:: Data lines ::
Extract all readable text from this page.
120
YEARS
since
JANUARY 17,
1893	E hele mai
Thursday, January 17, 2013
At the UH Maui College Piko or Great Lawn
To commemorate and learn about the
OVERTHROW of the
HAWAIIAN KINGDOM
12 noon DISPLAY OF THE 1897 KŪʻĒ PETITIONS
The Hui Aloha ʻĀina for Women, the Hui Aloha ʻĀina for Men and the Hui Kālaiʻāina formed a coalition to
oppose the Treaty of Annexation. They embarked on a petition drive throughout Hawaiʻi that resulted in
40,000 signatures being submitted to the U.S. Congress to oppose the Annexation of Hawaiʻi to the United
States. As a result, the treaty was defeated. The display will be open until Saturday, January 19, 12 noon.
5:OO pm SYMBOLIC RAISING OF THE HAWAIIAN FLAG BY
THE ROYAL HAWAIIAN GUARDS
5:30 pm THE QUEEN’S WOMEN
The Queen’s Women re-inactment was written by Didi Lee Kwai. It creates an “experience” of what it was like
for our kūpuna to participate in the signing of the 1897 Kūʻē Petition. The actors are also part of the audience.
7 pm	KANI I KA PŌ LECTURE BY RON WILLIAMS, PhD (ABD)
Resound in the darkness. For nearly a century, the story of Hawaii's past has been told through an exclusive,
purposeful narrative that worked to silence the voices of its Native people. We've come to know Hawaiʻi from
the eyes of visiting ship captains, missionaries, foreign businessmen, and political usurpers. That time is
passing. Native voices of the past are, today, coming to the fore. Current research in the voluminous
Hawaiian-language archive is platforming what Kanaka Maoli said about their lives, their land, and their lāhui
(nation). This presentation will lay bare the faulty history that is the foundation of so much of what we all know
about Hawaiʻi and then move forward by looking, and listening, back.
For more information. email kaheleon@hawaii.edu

:: Exercise details ::
Repeat the lines above exactly.

:: Solved exercise ::
Extract all readable text from this page.
120
YEARS
since
JANUARY 17,
1893	E hele mai
Thursday, January 17, 2013
At the UH Maui College Piko or Great Lawn
To commemorate and learn about the
OVERTHROW of the
HAWAIIAN KINGDOM
12 noon DISPLAY OF THE 1897 KŪʻĒ PETITIONS
The Hui Aloha ʻĀina for Women, the Hui Aloha ʻĀina for Men and the Hui Kālaiʻāina formed a coalition to
oppose the Treaty of Annexation. They embarked on a petition drive throughout Hawaiʻi that resulted in
40,000 signatures being submitted to the U.S. Congress to oppose the Annexation of Hawaiʻi to the United
States. As a result, the treaty was defeated. The display will be open until Saturday, January 19, 12 noon.
5:OO pm SYMBOLIC RAISING OF THE HAWAIIAN FLAG BY
THE ROYAL HAWAIIAN GUARDS
5:30 pm THE QUEEN’S WOMEN
The Queen’s Women re-inactment was written by Didi Lee Kwai. It creates an “experience” of what it was like
for our kūpuna to participate in the signing of the 1897 Kūʻē Petition. The actors are also part of the audience.
7 pm	KANI I KA PŌ LECTURE BY RON WILLIAMS, PhD (ABD)
Resound in the darkness. For nearly a century, the story of Hawaii's past has been told through an exclusive,
purposeful narrative that worked to silence the voices of its Native people. We've come to know Hawaiʻi from
the eyes of visiting ship captains, missionaries, foreign businessmen, and political usurpers. That time is
passing. Native voices of the past are, today, coming to the fore. Current research in the voluminous
Hawaiian-language archive is platforming what Kanaka Maoli said about their lives, their land, and their lāhui
(nation). This presentation will lay bare the faulty history that is the foundation of so much of what we all know
about Hawaiʻi and then move forward by looking, and listening, back.
For more information. email kaheleon@hawaii.edu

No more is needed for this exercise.